PROBLEM STATEMENT
Copy every line of the listing below that contains the string "triangle". Case counts.

GIVEN RECORDS
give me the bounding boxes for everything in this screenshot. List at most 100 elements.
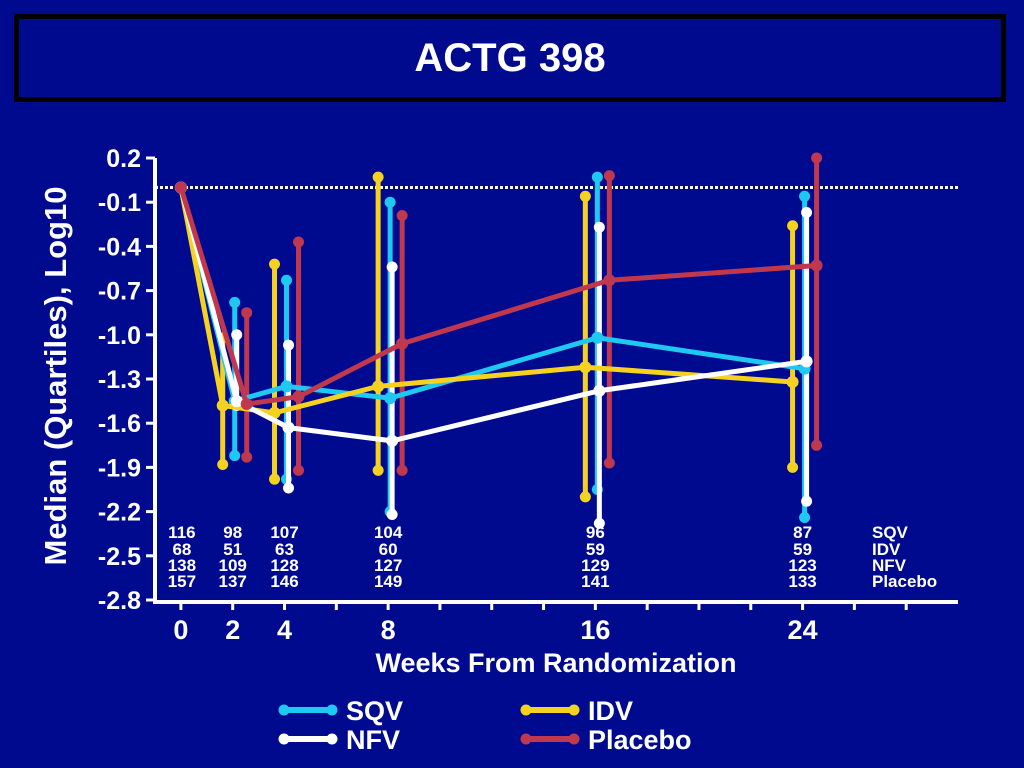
count-label: 87 xyxy=(793,523,812,542)
q1-point-nfv xyxy=(386,509,398,521)
median-point-idv xyxy=(268,406,281,419)
y-tick-label: -0.7 xyxy=(98,278,141,306)
legend-dot xyxy=(520,704,532,716)
count-label: 59 xyxy=(793,540,812,559)
legend-label-placebo: Placebo xyxy=(588,725,692,755)
median-point-sqv xyxy=(280,380,293,393)
count-label: 116 xyxy=(168,523,195,542)
median-point-idv xyxy=(579,361,592,374)
x-tick-label: 8 xyxy=(381,615,396,645)
count-label: 127 xyxy=(374,556,402,575)
count-row-label: NFV xyxy=(872,556,907,575)
legend-label-idv: IDV xyxy=(588,696,633,726)
legend-dot xyxy=(568,733,580,745)
x-tick-label: 4 xyxy=(277,615,292,645)
q3-point-placebo xyxy=(293,236,305,248)
median-point-nfv xyxy=(230,395,243,408)
q3-point-idv xyxy=(579,190,591,202)
q3-point-sqv xyxy=(591,171,603,183)
q1-point-sqv xyxy=(799,511,811,523)
legend-dot xyxy=(326,704,338,716)
q1-point-idv xyxy=(579,491,591,503)
q3-point-idv xyxy=(269,258,281,270)
series-line-idv xyxy=(178,186,793,416)
q3-point-placebo xyxy=(811,152,823,164)
q1-point-idv xyxy=(787,461,799,473)
median-lines xyxy=(174,181,823,447)
median-point-placebo xyxy=(174,181,187,194)
count-label: 157 xyxy=(168,572,196,591)
q3-point-placebo xyxy=(603,170,615,182)
count-label: 138 xyxy=(168,556,196,575)
q3-point-nfv xyxy=(801,207,813,219)
legend-dot xyxy=(278,733,290,745)
median-point-nfv xyxy=(386,434,399,447)
q3-point-sqv xyxy=(384,196,396,208)
y-tick-label: -0.1 xyxy=(98,189,141,217)
q1-point-nfv xyxy=(801,495,813,507)
count-label: 59 xyxy=(586,540,605,559)
y-tick-label: -2.2 xyxy=(98,499,141,527)
median-point-nfv xyxy=(282,421,295,434)
y-tick-label: -2.8 xyxy=(98,587,141,615)
q3-point-sqv xyxy=(281,274,293,286)
legend: SQV IDV NFV Placebo xyxy=(278,696,692,755)
q1-point-sqv xyxy=(229,450,241,462)
legend-dot xyxy=(326,733,338,745)
x-tick-label: 16 xyxy=(580,615,610,645)
median-point-nfv xyxy=(593,384,606,397)
count-label: 109 xyxy=(219,556,247,575)
count-label: 68 xyxy=(172,540,191,559)
count-label: 51 xyxy=(223,540,242,559)
x-tick-label: 2 xyxy=(225,615,240,645)
median-point-placebo xyxy=(240,398,253,411)
q1-point-nfv xyxy=(283,482,295,494)
count-row-label: Placebo xyxy=(872,572,937,591)
count-label: 141 xyxy=(581,572,609,591)
q3-point-idv xyxy=(372,171,384,183)
legend-dot xyxy=(520,733,532,745)
legend-label-nfv: NFV xyxy=(346,725,400,755)
median-point-placebo xyxy=(396,337,409,350)
count-label: 129 xyxy=(581,556,609,575)
median-point-placebo xyxy=(603,274,616,287)
median-point-idv xyxy=(372,380,385,393)
q1-point-placebo xyxy=(396,464,408,476)
y-tick-label: -1.9 xyxy=(98,454,141,482)
q1-point-placebo xyxy=(603,457,615,469)
count-label: 146 xyxy=(270,572,298,591)
page-title: ACTG 398 xyxy=(414,35,606,80)
q1-point-idv xyxy=(269,473,281,485)
y-axis-label: Median (Quartiles), Log10 xyxy=(38,187,73,566)
count-label: 96 xyxy=(586,523,605,542)
y-tick-label: -1.6 xyxy=(98,410,141,438)
count-label: 149 xyxy=(374,572,402,591)
q3-point-placebo xyxy=(396,209,408,221)
legend-label-sqv: SQV xyxy=(346,696,403,726)
y-tick-label: -1.0 xyxy=(98,322,141,350)
x-tick-label: 0 xyxy=(173,615,188,645)
x-tick-label: 24 xyxy=(788,615,818,645)
median-point-sqv xyxy=(591,331,604,344)
q3-point-nfv xyxy=(283,339,295,351)
count-label: 98 xyxy=(223,523,242,542)
series-line-nfv xyxy=(178,186,807,444)
count-label: 60 xyxy=(379,540,398,559)
count-label: 107 xyxy=(270,523,298,542)
median-point-nfv xyxy=(800,355,813,368)
q3-point-nfv xyxy=(593,221,605,233)
median-point-placebo xyxy=(292,390,305,403)
q1-point-placebo xyxy=(293,464,305,476)
y-tick-label: 0.2 xyxy=(106,145,141,173)
q3-point-nfv xyxy=(231,329,243,341)
count-label: 137 xyxy=(219,572,247,591)
median-point-idv xyxy=(216,399,229,412)
count-row-label: IDV xyxy=(872,540,901,559)
q3-point-sqv xyxy=(799,190,811,202)
y-tick-label: -1.3 xyxy=(98,366,141,394)
q1-point-placebo xyxy=(811,439,823,451)
q3-point-nfv xyxy=(386,261,398,273)
series-line-placebo xyxy=(178,186,817,407)
title-box: ACTG 398 xyxy=(14,14,1006,102)
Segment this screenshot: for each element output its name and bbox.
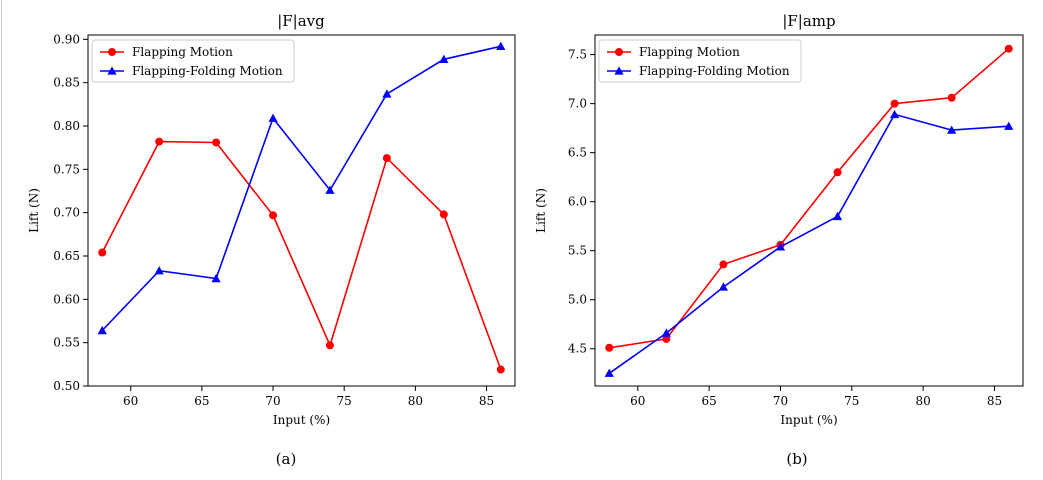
data-point-flapping-folding — [496, 41, 506, 50]
data-point-flapping-folding — [832, 211, 843, 221]
data-point-flapping — [325, 341, 334, 350]
x-tick-label: 60 — [630, 394, 645, 408]
data-point-flapping — [605, 343, 614, 352]
legend-marker-circle — [108, 48, 116, 56]
x-tick-label: 80 — [915, 394, 930, 408]
y-tick-label: 0.80 — [53, 119, 80, 133]
legend-label: Flapping Motion — [639, 45, 740, 59]
data-point-flapping-folding — [211, 273, 221, 283]
chart-a: |F|avg 60 65 70 75 80 85 0.50 0.55 0.60 0.65 0.70 0.… — [27, 12, 516, 468]
y-axis-label: Lift (N) — [534, 188, 548, 233]
y-tick-label: 0.60 — [53, 292, 80, 306]
x-tick-label: 60 — [123, 394, 138, 408]
series-line-flapping-folding — [101, 45, 501, 332]
x-tick-label: 75 — [337, 394, 352, 408]
x-tick-label: 85 — [479, 394, 494, 408]
legend-marker-triangle — [107, 66, 117, 75]
series-line-flapping-folding — [608, 113, 1009, 374]
page-left-border — [1, 0, 2, 480]
data-point-flapping-folding — [268, 113, 278, 122]
chart-title: |F|avg — [277, 12, 325, 30]
data-point-flapping-folding — [718, 282, 728, 291]
y-tick-label: 0.90 — [53, 32, 80, 46]
legend-box — [598, 39, 802, 83]
y-tick-label: 5.5 — [568, 244, 587, 258]
y-axis-label: Lift (N) — [27, 188, 41, 233]
y-tick-label: 7.0 — [568, 97, 587, 111]
data-point-flapping — [382, 154, 391, 163]
data-point-flapping — [1004, 44, 1013, 53]
series-line-flapping — [609, 48, 1010, 349]
data-point-flapping — [890, 99, 899, 108]
legend-marker-circle — [615, 48, 623, 56]
y-tick-label: 0.75 — [53, 162, 80, 176]
y-tick-label: 7.5 — [568, 48, 587, 62]
y-tick-label: 5.0 — [568, 293, 587, 307]
data-point-flapping-folding — [947, 125, 957, 134]
data-point-flapping — [155, 137, 164, 146]
y-tick-label: 0.65 — [53, 249, 80, 263]
series-line-flapping — [101, 140, 502, 370]
legend-box — [91, 39, 295, 83]
figure-caption: (a) — [276, 450, 297, 468]
data-point-flapping — [212, 138, 221, 147]
y-tick-label: 0.55 — [53, 336, 80, 350]
data-point-flapping-folding — [382, 89, 392, 98]
y-tick-label: 0.50 — [53, 379, 80, 393]
y-tick-label: 6.0 — [568, 195, 587, 209]
data-point-flapping — [662, 334, 671, 343]
figure-caption: (b) — [786, 450, 807, 468]
x-tick-label: 65 — [194, 394, 209, 408]
data-point-flapping — [947, 93, 956, 102]
x-axis-label: Input (%) — [273, 413, 330, 427]
plot-frame — [594, 34, 1024, 387]
data-point-flapping — [439, 210, 448, 219]
data-point-flapping-folding — [325, 185, 335, 194]
chart-title: |F|amp — [782, 12, 835, 30]
data-point-flapping — [833, 168, 842, 177]
data-point-flapping-folding — [775, 242, 786, 251]
data-point-flapping-folding — [154, 266, 164, 275]
data-point-flapping-folding — [661, 328, 671, 337]
data-point-flapping — [719, 260, 728, 269]
chart-b: |F|amp 60 65 70 75 80 85 4.5 5.0 5.5 6.0 6.5 7.0 7.5 I… — [534, 12, 1024, 468]
y-tick-label: 0.85 — [53, 76, 80, 90]
data-point-flapping — [269, 211, 278, 220]
data-point-flapping-folding — [439, 54, 449, 63]
y-tick-label: 6.5 — [568, 146, 587, 160]
legend-label: Flapping-Folding Motion — [639, 64, 790, 78]
y-tick-label: 4.5 — [568, 342, 587, 356]
x-tick-label: 85 — [987, 394, 1002, 408]
data-point-flapping-folding — [97, 325, 107, 335]
plot-frame — [87, 34, 516, 387]
x-tick-label: 80 — [408, 394, 423, 408]
x-tick-label: 65 — [701, 394, 716, 408]
x-tick-label: 70 — [265, 394, 280, 408]
x-axis-label: Input (%) — [780, 413, 837, 427]
data-point-flapping-folding — [604, 368, 614, 377]
x-tick-label: 70 — [773, 394, 788, 408]
data-point-flapping — [496, 365, 505, 374]
data-point-flapping-folding — [890, 109, 900, 119]
y-tick-label: 0.70 — [53, 206, 80, 220]
x-tick-label: 75 — [844, 394, 859, 408]
data-point-flapping-folding — [1004, 121, 1014, 130]
legend-marker-triangle — [614, 66, 624, 75]
legend-label: Flapping Motion — [132, 45, 233, 59]
data-point-flapping — [98, 248, 107, 257]
legend-label: Flapping-Folding Motion — [132, 64, 283, 78]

OUTPUT OF THE TASK
legend-marker-triangle — [107, 66, 117, 75]
legend-marker-triangle — [614, 66, 624, 75]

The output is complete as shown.